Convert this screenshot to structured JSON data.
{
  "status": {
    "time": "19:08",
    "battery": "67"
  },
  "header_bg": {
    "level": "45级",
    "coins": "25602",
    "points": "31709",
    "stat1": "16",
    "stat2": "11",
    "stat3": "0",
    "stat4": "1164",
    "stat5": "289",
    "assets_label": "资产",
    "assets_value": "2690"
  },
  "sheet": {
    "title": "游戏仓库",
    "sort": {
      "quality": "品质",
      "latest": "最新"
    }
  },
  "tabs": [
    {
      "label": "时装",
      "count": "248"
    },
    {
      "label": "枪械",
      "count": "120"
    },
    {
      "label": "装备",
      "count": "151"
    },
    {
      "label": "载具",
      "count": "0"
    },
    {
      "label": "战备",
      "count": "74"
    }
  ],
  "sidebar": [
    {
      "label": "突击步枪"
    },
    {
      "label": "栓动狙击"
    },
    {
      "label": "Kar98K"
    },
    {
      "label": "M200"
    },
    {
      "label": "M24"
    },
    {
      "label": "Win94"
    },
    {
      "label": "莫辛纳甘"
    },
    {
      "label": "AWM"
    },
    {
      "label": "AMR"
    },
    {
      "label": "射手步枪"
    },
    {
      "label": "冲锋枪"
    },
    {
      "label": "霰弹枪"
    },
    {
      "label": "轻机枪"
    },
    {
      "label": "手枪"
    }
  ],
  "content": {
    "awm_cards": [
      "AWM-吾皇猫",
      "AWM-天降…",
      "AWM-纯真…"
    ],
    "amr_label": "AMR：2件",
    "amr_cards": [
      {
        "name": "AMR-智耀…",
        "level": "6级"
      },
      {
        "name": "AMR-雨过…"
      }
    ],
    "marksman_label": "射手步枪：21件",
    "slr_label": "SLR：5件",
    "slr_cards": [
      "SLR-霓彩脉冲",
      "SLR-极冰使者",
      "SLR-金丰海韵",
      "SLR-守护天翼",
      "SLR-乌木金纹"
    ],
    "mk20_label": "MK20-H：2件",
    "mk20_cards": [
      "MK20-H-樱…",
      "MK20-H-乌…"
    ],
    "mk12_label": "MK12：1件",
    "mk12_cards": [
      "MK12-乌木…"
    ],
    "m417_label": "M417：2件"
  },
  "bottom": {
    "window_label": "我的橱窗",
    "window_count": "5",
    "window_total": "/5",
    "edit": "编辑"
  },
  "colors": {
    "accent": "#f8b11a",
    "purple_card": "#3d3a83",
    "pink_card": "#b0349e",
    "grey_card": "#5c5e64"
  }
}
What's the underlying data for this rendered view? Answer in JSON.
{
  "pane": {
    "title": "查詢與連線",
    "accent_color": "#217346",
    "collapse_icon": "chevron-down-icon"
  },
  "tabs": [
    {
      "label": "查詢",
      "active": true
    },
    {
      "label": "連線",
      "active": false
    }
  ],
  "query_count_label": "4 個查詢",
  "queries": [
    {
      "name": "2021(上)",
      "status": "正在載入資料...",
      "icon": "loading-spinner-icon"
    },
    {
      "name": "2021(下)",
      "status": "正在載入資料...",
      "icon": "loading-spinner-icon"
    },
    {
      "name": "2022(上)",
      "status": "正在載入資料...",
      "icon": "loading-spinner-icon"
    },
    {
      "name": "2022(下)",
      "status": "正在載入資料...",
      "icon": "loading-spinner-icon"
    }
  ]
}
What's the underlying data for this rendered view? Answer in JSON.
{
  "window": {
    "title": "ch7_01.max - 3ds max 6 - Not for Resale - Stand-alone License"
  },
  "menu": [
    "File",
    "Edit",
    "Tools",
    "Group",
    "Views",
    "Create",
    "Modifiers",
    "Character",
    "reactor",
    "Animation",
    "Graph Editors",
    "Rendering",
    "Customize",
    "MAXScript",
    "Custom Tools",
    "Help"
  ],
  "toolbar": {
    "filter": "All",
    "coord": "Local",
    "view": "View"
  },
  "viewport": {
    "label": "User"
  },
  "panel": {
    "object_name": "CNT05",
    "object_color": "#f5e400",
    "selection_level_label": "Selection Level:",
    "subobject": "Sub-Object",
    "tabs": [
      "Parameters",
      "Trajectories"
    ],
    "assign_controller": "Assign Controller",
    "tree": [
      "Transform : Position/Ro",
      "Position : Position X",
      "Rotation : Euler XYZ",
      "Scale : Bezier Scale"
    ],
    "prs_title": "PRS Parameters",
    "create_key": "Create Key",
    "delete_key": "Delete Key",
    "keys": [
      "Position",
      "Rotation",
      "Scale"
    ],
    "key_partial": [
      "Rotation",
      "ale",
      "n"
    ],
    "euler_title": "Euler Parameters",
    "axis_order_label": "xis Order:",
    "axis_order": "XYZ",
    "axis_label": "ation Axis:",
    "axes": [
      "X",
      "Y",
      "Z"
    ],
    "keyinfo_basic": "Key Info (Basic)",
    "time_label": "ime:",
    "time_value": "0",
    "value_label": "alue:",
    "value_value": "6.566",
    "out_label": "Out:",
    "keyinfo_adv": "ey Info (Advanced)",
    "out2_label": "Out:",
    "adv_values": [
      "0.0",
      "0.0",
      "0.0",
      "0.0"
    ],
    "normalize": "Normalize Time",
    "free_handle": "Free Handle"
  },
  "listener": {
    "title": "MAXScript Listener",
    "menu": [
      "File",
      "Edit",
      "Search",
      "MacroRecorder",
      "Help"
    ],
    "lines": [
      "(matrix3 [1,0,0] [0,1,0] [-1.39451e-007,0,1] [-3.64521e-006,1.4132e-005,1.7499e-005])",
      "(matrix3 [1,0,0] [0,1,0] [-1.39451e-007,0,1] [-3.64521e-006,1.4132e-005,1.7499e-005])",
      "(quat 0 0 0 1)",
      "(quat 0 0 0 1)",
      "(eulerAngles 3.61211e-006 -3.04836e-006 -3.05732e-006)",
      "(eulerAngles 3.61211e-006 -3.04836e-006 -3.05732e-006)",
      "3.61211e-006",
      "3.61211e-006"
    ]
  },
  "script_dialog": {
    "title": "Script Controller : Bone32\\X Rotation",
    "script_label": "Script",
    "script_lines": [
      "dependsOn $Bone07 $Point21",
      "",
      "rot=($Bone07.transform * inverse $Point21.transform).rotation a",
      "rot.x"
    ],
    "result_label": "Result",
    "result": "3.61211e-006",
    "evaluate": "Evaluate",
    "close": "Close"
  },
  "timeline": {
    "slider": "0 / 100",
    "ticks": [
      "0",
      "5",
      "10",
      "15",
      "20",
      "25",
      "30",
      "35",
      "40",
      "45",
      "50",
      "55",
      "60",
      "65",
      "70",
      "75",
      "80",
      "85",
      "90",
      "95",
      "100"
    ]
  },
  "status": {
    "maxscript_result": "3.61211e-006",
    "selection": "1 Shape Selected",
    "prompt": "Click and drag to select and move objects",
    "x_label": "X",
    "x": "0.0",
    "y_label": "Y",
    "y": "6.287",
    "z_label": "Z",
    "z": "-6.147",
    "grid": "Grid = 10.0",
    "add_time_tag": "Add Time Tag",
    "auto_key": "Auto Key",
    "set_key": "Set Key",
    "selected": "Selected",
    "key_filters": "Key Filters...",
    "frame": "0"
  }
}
==========
Extract all of the data exactly as written.

Convert this screenshot to structured JSON data.
{
  "status": {
    "time": "19:08",
    "battery": "67"
  },
  "header_bg": {
    "level": "45级",
    "coins": "25602",
    "points": "31709",
    "stat1": "16",
    "stat2": "11",
    "stat3": "0",
    "stat4": "1164",
    "stat5": "289",
    "assets_label": "资产",
    "assets_value": "2690"
  },
  "sheet": {
    "title": "游戏仓库",
    "sort": {
      "quality": "品质",
      "latest": "最新"
    }
  },
  "tabs": [
    {
      "label": "时装",
      "count": "248"
    },
    {
      "label": "枪械",
      "count": "120"
    },
    {
      "label": "装备",
      "count": "151"
    },
    {
      "label": "载具",
      "count": "0"
    },
    {
      "label": "战备",
      "count": "74"
    }
  ],
  "sidebar": [
    {
      "label": "突击步枪"
    },
    {
      "label": "栓动狙击"
    },
    {
      "label": "Kar98K"
    },
    {
      "label": "M200"
    },
    {
      "label": "M24"
    },
    {
      "label": "Win94"
    },
    {
      "label": "莫辛纳甘"
    },
    {
      "label": "AWM"
    },
    {
      "label": "AMR"
    },
    {
      "label": "射手步枪"
    },
    {
      "label": "冲锋枪"
    },
    {
      "label": "霰弹枪"
    },
    {
      "label": "轻机枪"
    },
    {
      "label": "手枪"
    }
  ],
  "content": {
    "awm_cards": [
      "AWM-吾皇猫",
      "AWM-天降…",
      "AWM-纯真…"
    ],
    "amr_label": "AMR：2件",
    "amr_cards": [
      {
        "name": "AMR-智耀…",
        "level": "6级"
      },
      {
        "name": "AMR-雨过…"
      }
    ],
    "marksman_label": "射手步枪：21件",
    "slr_label": "SLR：5件",
    "slr_cards": [
      "SLR-霓彩脉冲",
      "SLR-极冰使者",
      "SLR-金丰海韵",
      "SLR-守护天翼",
      "SLR-乌木金纹"
    ],
    "mk20_label": "MK20-H：2件",
    "mk20_cards": [
      "MK20-H-樱…",
      "MK20-H-乌…"
    ],
    "mk12_label": "MK12：1件",
    "mk12_cards": [
      "MK12-乌木…"
    ],
    "m417_label": "M417：2件"
  },
  "bottom": {
    "window_label": "我的橱窗",
    "window_count": "5",
    "window_total": "/5",
    "edit": "编辑"
  },
  "colors": {
    "accent": "#f8b11a",
    "purple_card": "#3d3a83",
    "pink_card": "#b0349e",
    "grey_card": "#5c5e64"
  }
}
What's the underlying data for this rendered view? Answer in JSON.
{
  "pane": {
    "title": "查詢與連線",
    "accent_color": "#217346",
    "collapse_icon": "chevron-down-icon"
  },
  "tabs": [
    {
      "label": "查詢",
      "active": true
    },
    {
      "label": "連線",
      "active": false
    }
  ],
  "query_count_label": "4 個查詢",
  "queries": [
    {
      "name": "2021(上)",
      "status": "正在載入資料...",
      "icon": "loading-spinner-icon"
    },
    {
      "name": "2021(下)",
      "status": "正在載入資料...",
      "icon": "loading-spinner-icon"
    },
    {
      "name": "2022(上)",
      "status": "正在載入資料...",
      "icon": "loading-spinner-icon"
    },
    {
      "name": "2022(下)",
      "status": "正在載入資料...",
      "icon": "loading-spinner-icon"
    }
  ]
}
What's the underlying data for this rendered view? Answer in JSON.
{
  "window": {
    "title": "ch7_01.max - 3ds max 6 - Not for Resale - Stand-alone License"
  },
  "menu": [
    "File",
    "Edit",
    "Tools",
    "Group",
    "Views",
    "Create",
    "Modifiers",
    "Character",
    "reactor",
    "Animation",
    "Graph Editors",
    "Rendering",
    "Customize",
    "MAXScript",
    "Custom Tools",
    "Help"
  ],
  "toolbar": {
    "filter": "All",
    "coord": "Local",
    "view": "View"
  },
  "viewport": {
    "label": "User"
  },
  "panel": {
    "object_name": "CNT05",
    "object_color": "#f5e400",
    "selection_level_label": "Selection Level:",
    "subobject": "Sub-Object",
    "tabs": [
      "Parameters",
      "Trajectories"
    ],
    "assign_controller": "Assign Controller",
    "tree": [
      "Transform : Position/Ro",
      "Position : Position X",
      "Rotation : Euler XYZ",
      "Scale : Bezier Scale"
    ],
    "prs_title": "PRS Parameters",
    "create_key": "Create Key",
    "delete_key": "Delete Key",
    "keys": [
      "Position",
      "Rotation",
      "Scale"
    ],
    "key_partial": [
      "Rotation",
      "ale",
      "n"
    ],
    "euler_title": "Euler Parameters",
    "axis_order_label": "xis Order:",
    "axis_order": "XYZ",
    "axis_label": "ation Axis:",
    "axes": [
      "X",
      "Y",
      "Z"
    ],
    "keyinfo_basic": "Key Info (Basic)",
    "time_label": "ime:",
    "time_value": "0",
    "value_label": "alue:",
    "value_value": "6.566",
    "out_label": "Out:",
    "keyinfo_adv": "ey Info (Advanced)",
    "out2_label": "Out:",
    "adv_values": [
      "0.0",
      "0.0",
      "0.0",
      "0.0"
    ],
    "normalize": "Normalize Time",
    "free_handle": "Free Handle"
  },
  "listener": {
    "title": "MAXScript Listener",
    "menu": [
      "File",
      "Edit",
      "Search",
      "MacroRecorder",
      "Help"
    ],
    "lines": [
      "(matrix3 [1,0,0] [0,1,0] [-1.39451e-007,0,1] [-3.64521e-006,1.4132e-005,1.7499e-005])",
      "(matrix3 [1,0,0] [0,1,0] [-1.39451e-007,0,1] [-3.64521e-006,1.4132e-005,1.7499e-005])",
      "(quat 0 0 0 1)",
      "(quat 0 0 0 1)",
      "(eulerAngles 3.61211e-006 -3.04836e-006 -3.05732e-006)",
      "(eulerAngles 3.61211e-006 -3.04836e-006 -3.05732e-006)",
      "3.61211e-006",
      "3.61211e-006"
    ]
  },
  "script_dialog": {
    "title": "Script Controller : Bone32\\X Rotation",
    "script_label": "Script",
    "script_lines": [
      "dependsOn $Bone07 $Point21",
      "",
      "rot=($Bone07.transform * inverse $Point21.transform).rotation a",
      "rot.x"
    ],
    "result_label": "Result",
    "result": "3.61211e-006",
    "evaluate": "Evaluate",
    "close": "Close"
  },
  "timeline": {
    "slider": "0 / 100",
    "ticks": [
      "0",
      "5",
      "10",
      "15",
      "20",
      "25",
      "30",
      "35",
      "40",
      "45",
      "50",
      "55",
      "60",
      "65",
      "70",
      "75",
      "80",
      "85",
      "90",
      "95",
      "100"
    ]
  },
  "status": {
    "maxscript_result": "3.61211e-006",
    "selection": "1 Shape Selected",
    "prompt": "Click and drag to select and move objects",
    "x_label": "X",
    "x": "0.0",
    "y_label": "Y",
    "y": "6.287",
    "z_label": "Z",
    "z": "-6.147",
    "grid": "Grid = 10.0",
    "add_time_tag": "Add Time Tag",
    "auto_key": "Auto Key",
    "set_key": "Set Key",
    "selected": "Selected",
    "key_filters": "Key Filters...",
    "frame": "0"
  }
}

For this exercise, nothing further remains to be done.